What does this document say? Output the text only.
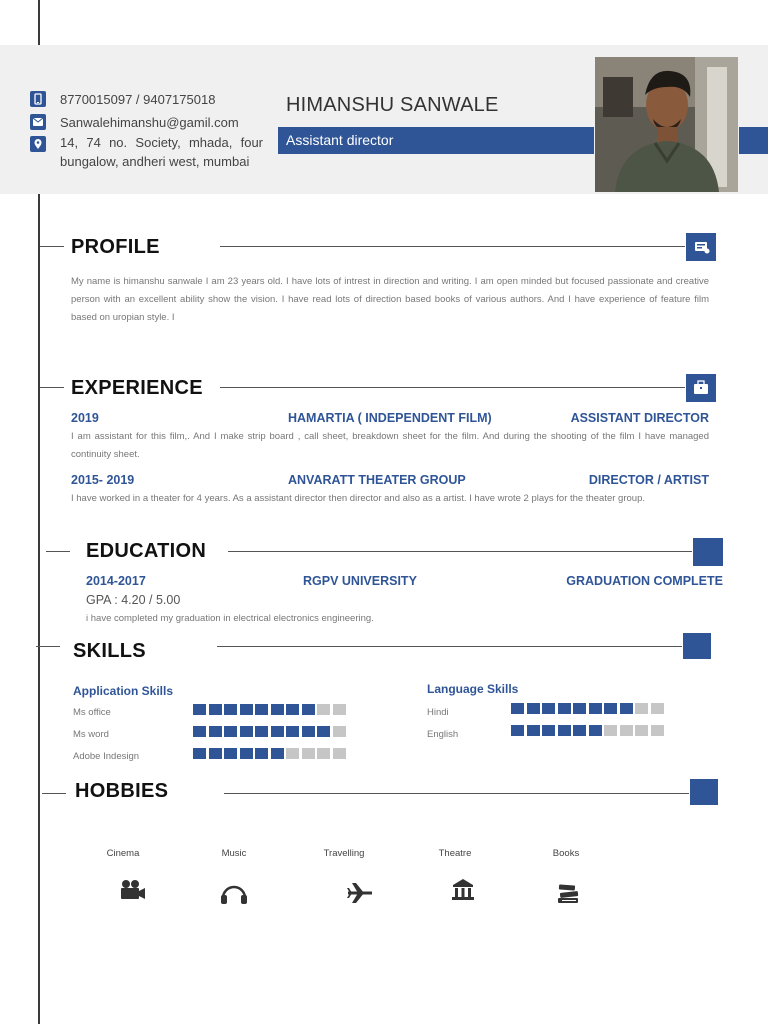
8770015097 / 9407175018
Sanwalehimanshu@gamil.com
14, 74 no. Society, mhada, four bungalow, andheri west, mumbai
HIMANSHU SANWALE
Assistant director
PROFILE
My name is himanshu sanwale I am 23 years old. I have lots of intrest in direction and writing. I am open minded but focused passionate and creative person with an excellent ability show the vision. I have read lots of direction based books of various authors. And I have experience of feature film based on uropian style. I
EXPERIENCE
2019	HAMARTIA ( INDEPENDENT FILM)	ASSISTANT DIRECTOR
I am assistant for this film,. And I make strip board , call sheet, breakdown sheet for the film. And during the shooting of the film I have managed continuity sheet.
2015- 2019	ANVARATT THEATER GROUP	DIRECTOR / ARTIST
I have worked in a theater for 4 years. As a assistant director then director and also as a artist. I have wrote 2 plays for the theater group.
EDUCATION
2014-2017	RGPV UNIVERSITY	GRADUATION COMPLETE
GPA : 4.20 / 5.00
i have completed my graduation in electrical electronics engineering.
SKILLS
Application Skills	Language Skills
Ms office
Ms word
Adobe Indesign
Hindi
English
HOBBIES
Cinema	Music	Travelling	Theatre	Books
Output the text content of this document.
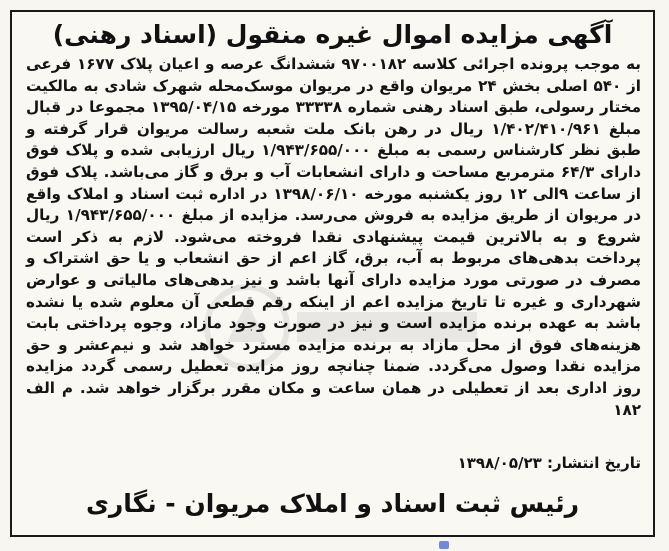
آگهی مزایده اموال غیره منقول (اسناد رهنی)
به موجب پرونده اجرائی کلاسه ۹۷۰۰۱۸۲ ششدانگ عرصه و اعیان پلاک ۱۶۷۷ فرعی از ۵۴۰ اصلی بخش ۲۴ مریوان واقع در مریوان موسک‌محله شهرک شادی به مالکیت مختار رسولی، طبق اسناد رهنی شماره ۳۳۳۳۸ مورخه ۱۳۹۵/۰۴/۱۵ مجموعا در قبال مبلغ ۱/۴۰۲/۴۱۰/۹۶۱ ریال در رهن بانک ملت شعبه رسالت مریوان قرار گرفته و طبق نظر کارشناس رسمی به مبلغ ۱/۹۴۳/۶۵۵/۰۰۰ ریال ارزیابی شده و پلاک فوق دارای ۶۴/۳ مترمربع مساحت و دارای انشعابات آب و برق و گاز می‌باشد. پلاک فوق از ساعت ۹الی ۱۲ روز یکشنبه مورخه ۱۳۹۸/۰۶/۱۰ در اداره ثبت اسناد و املاک واقع در مریوان از طریق مزایده به فروش می‌رسد. مزایده از مبلغ ۱/۹۴۳/۶۵۵/۰۰۰ ریال شروع و به بالاترین قیمت پیشنهادی نقدا فروخته می‌شود. لازم به ذکر است پرداخت بدهی‌های مربوط به آب، برق، گاز اعم از حق انشعاب و یا حق اشتراک و مصرف در صورتی مورد مزایده دارای آنها باشد و نیز بدهی‌های مالیاتی و عوارض شهرداری و غیره تا تاریخ مزایده اعم از اینکه رقم قطعی آن معلوم شده یا نشده باشد به عهده برنده مزایده است و نیز در صورت وجود مازاد، وجوه پرداختی بابت هزینه‌های فوق از محل مازاد به برنده مزایده مسترد خواهد شد و نیم‌عشر و حق مزایده نقدا وصول می‌گردد. ضمنا چنانچه روز مزایده تعطیل رسمی گردد مزایده روز اداری بعد از تعطیلی در همان ساعت و مکان مقرر برگزار خواهد شد. م الف ۱۸۲
تاریخ انتشار: ۱۳۹۸/۰۵/۲۳
رئیس ثبت اسناد و املاک مریوان - نگاری
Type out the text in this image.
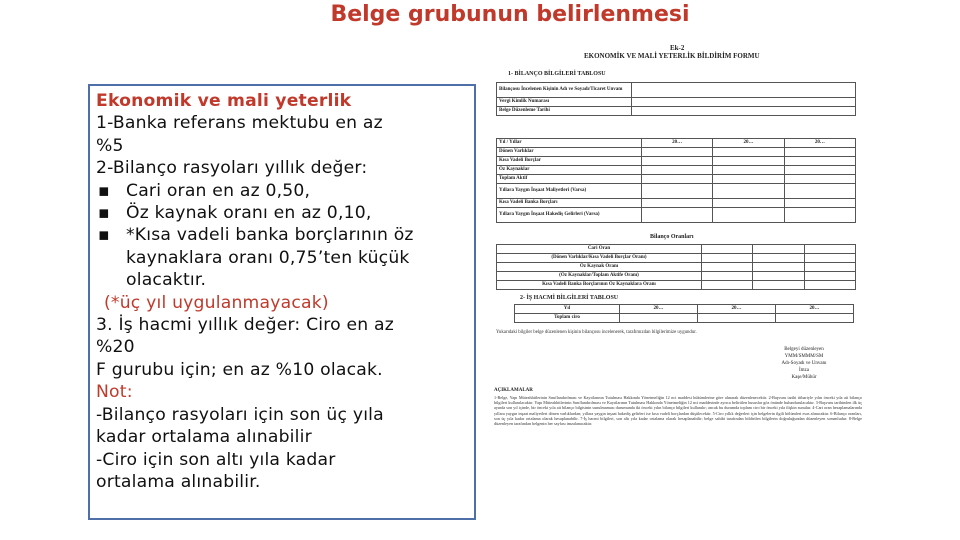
Belge grubunun belirlenmesi
Ekonomik ve mali yeterlik
1-Banka referans mektubu en az
%5
2-Bilanço rasyoları yıllık değer:
▪ Cari oran en az 0,50,
▪ Öz kaynak oranı en az 0,10,
▪ *Kısa vadeli banka borçlarının öz
kaynaklara oranı 0,75’ten küçük
olacaktır.
(*üç yıl uygulanmayacak)
3. İş hacmi yıllık değer: Ciro en az
%20
F gurubu için; en az %10 olacak.
Not:
-Bilanço rasyoları için son üç yıla
kadar ortalama alınabilir
-Ciro için son altı yıla kadar
ortalama alınabilir.
Ek-2
EKONOMİK VE MALİ YETERLİK BİLDİRİM FORMU
1- BİLANÇO BİLGİLERİ TABLOSU
Bilançosu İncelenen Kişinin Adı ve Soyadı/Ticaret Unvanı	
Vergi Kimlik Numarası	
Belge Düzenleme Tarihi	
Yıl / Yıllar	20…	20…	20…
Dönen Varlıklar			
Kısa Vadeli Borçlar			
Öz Kaynaklar			
Toplam Aktif			
Yıllara Yaygın İnşaat Maliyetleri (Varsa)			
Kısa Vadeli Banka Borçları			
Yıllara Yaygın İnşaat Hakediş Gelirleri (Varsa)			
Bilanço Oranları
Cari Oran			
(Dönen Varlıklar/Kısa Vadeli Borçlar Oranı)			
Öz Kaynak Oranı			
(Öz Kaynaklar/Toplam Aktife Oranı)			
Kısa Vadeli Banka Borçlarının Öz Kaynaklara Oranı			
2- İŞ HACMİ BİLGİLERİ TABLOSU
Yıl	20…	20…	20…
Toplam ciro			
Yukarıdaki bilgiler belge düzenlenen kişinin bilançosu incelenerek, tarafımızdan bilgilerimize uygundur.
Belgeyi düzenleyen
YMM/SMMM/SM
Adı-Soyadı ve Unvanı
İmza
Kaşe/Mühür
AÇIKLAMALAR
1-Belge, Yapı Müteahhitlerinin Sınıflandırılması ve Kayıtlarının Tutulması Hakkında Yönetmeliğin 12 nci maddesi hükümlerine göre alınarak düzenlenecektir. 2-Başvuru tarihi itibariyle yılın önceki yıla ait bilanço bilgileri kullanılacaktır. Yapı Müteahhitlerinin Sınıflandırılması ve Kayıtlarının Tutulması Hakkında Yönetmeliğin 12 nci maddesinde ayrıca belirtilen hususlar göz önünde bulundurulacaktır. 3-Başvuru tarihinden ilk üç ayında son yıl içinde, bir önceki yıla ait bilanço bilgisinin sunulmaması durumunda iki önceki yılın bilanço bilgileri kullanılır; ancak bu durumda toplam ciro bir önceki yıla ilişkin sunulur. 4-Cari oran hesaplamalarında yıllara yaygın inşaat maliyetleri dönen varlıklardan; yıllara yaygın inşaat hakediş gelirleri ise kısa vadeli borçlardan düşülecektir. 5-Ciro yıllık değerleri için belgelerin ilgili bölümleri esas alınacaktır. 6-Bilanço oranları, son üç yıla kadar ortalama olarak hesaplanabilir. 7-İş hacmi bilgileri, son altı yıla kadar ortalama olarak hesaplanabilir; belge sahibi tarafından bildirilen bilgilerin doğruluğundan düzenleyen sorumludur. 8-Belge düzenleyen tarafından belgenin her sayfası imzalanacaktır.
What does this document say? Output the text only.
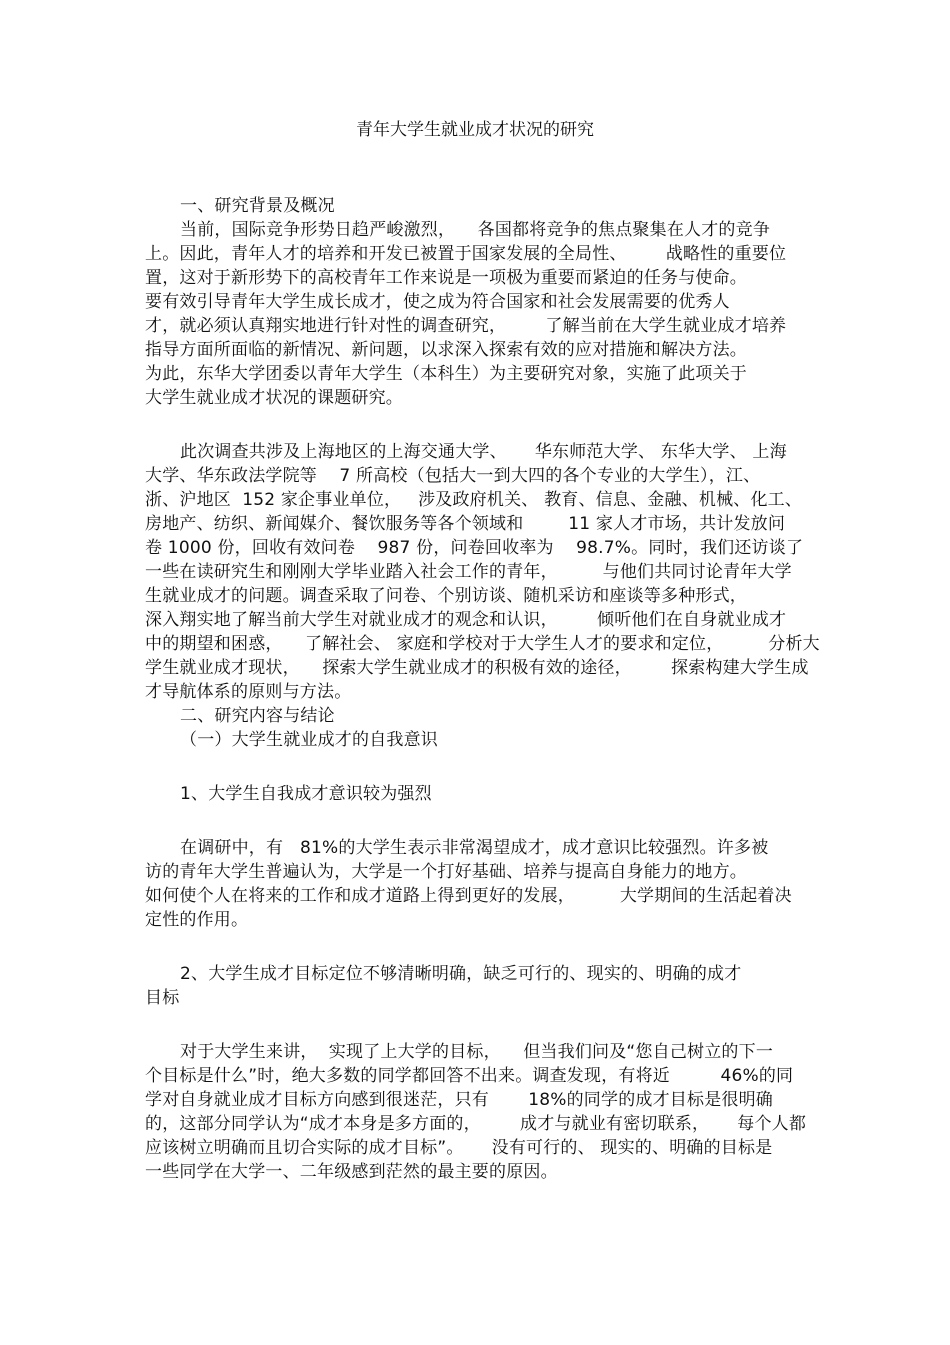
青年大学生就业成才状况的研究
一、研究背景及概况
当前，国际竞争形势日趋严峻激烈，    各国都将竞争的焦点聚集在人才的竞争
上。因此，青年人才的培养和开发已被置于国家发展的全局性、       战略性的重要位
置，这对于新形势下的高校青年工作来说是一项极为重要而紧迫的任务与使命。
要有效引导青年大学生成长成才，使之成为符合国家和社会发展需要的优秀人
才，就必须认真翔实地进行针对性的调查研究，       了解当前在大学生就业成才培养
指导方面所面临的新情况、新问题，以求深入探索有效的应对措施和解决方法。
为此，东华大学团委以青年大学生（本科生）为主要研究对象，实施了此项关于
大学生就业成才状况的课题研究。
此次调查共涉及上海地区的上海交通大学、     华东师范大学、 东华大学、 上海
大学、华东政法学院等    7 所高校（包括大一到大四的各个专业的大学生），江、
浙、沪地区  152 家企事业单位，   涉及政府机关、 教育、信息、金融、机械、化工、
房地产、纺织、新闻媒介、餐饮服务等各个领域和        11 家人才市场，共计发放问
卷 1000 份，回收有效问卷    987 份，问卷回收率为    98.7%。同时，我们还访谈了
一些在读研究生和刚刚大学毕业踏入社会工作的青年，        与他们共同讨论青年大学
生就业成才的问题。调查采取了问卷、个别访谈、随机采访和座谈等多种形式，
深入翔实地了解当前大学生对就业成才的观念和认识，       倾听他们在自身就业成才
中的期望和困惑，    了解社会、 家庭和学校对于大学生人才的要求和定位，        分析大
学生就业成才现状，    探索大学生就业成才的积极有效的途径，       探索构建大学生成
才导航体系的原则与方法。
二、研究内容与结论
（一）大学生就业成才的自我意识
1、大学生自我成才意识较为强烈
在调研中，有   81%的大学生表示非常渴望成才，成才意识比较强烈。许多被
访的青年大学生普遍认为，大学是一个打好基础、培养与提高自身能力的地方。
如何使个人在将来的工作和成才道路上得到更好的发展，        大学期间的生活起着决
定性的作用。
2、大学生成才目标定位不够清晰明确，缺乏可行的、现实的、明确的成才
目标
对于大学生来讲，  实现了上大学的目标，    但当我们问及“您自己树立的下一
个目标是什么”时，绝大多数的同学都回答不出来。调查发现，有将近         46%的同
学对自身就业成才目标方向感到很迷茫，只有       18%的同学的成才目标是很明确
的，这部分同学认为“成才本身是多方面的，       成才与就业有密切联系，     每个人都
应该树立明确而且切合实际的成才目标”。     没有可行的、 现实的、明确的目标是
一些同学在大学一、二年级感到茫然的最主要的原因。
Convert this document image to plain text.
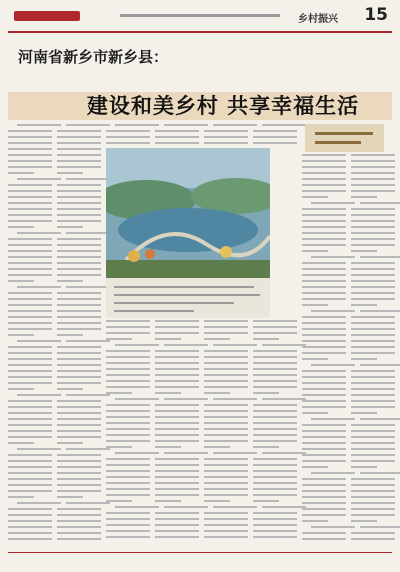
乡村振兴 15
河南省新乡市新乡县：
建设和美乡村 共享幸福生活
....
Show the lines where the word "have" appears in the entries.

My name is himanshu sanwale I am 23 years old. I have lots of intrest in direction and writing. I am open minded but focused passionate and creative person with an excellent ability show the vision. I have read lots of direction based books of various authors. And I have experience of feature film based on uropian style. I
I am assistant for this film,. And I make strip board , call sheet, breakdown sheet for the film. And during the shooting of the film I have managed continuity sheet.
I have worked in a theater for 4 years. As a assistant director then director and also as a artist. I have wrote 2 plays for the theater group.
i have completed my graduation in electrical electronics engineering.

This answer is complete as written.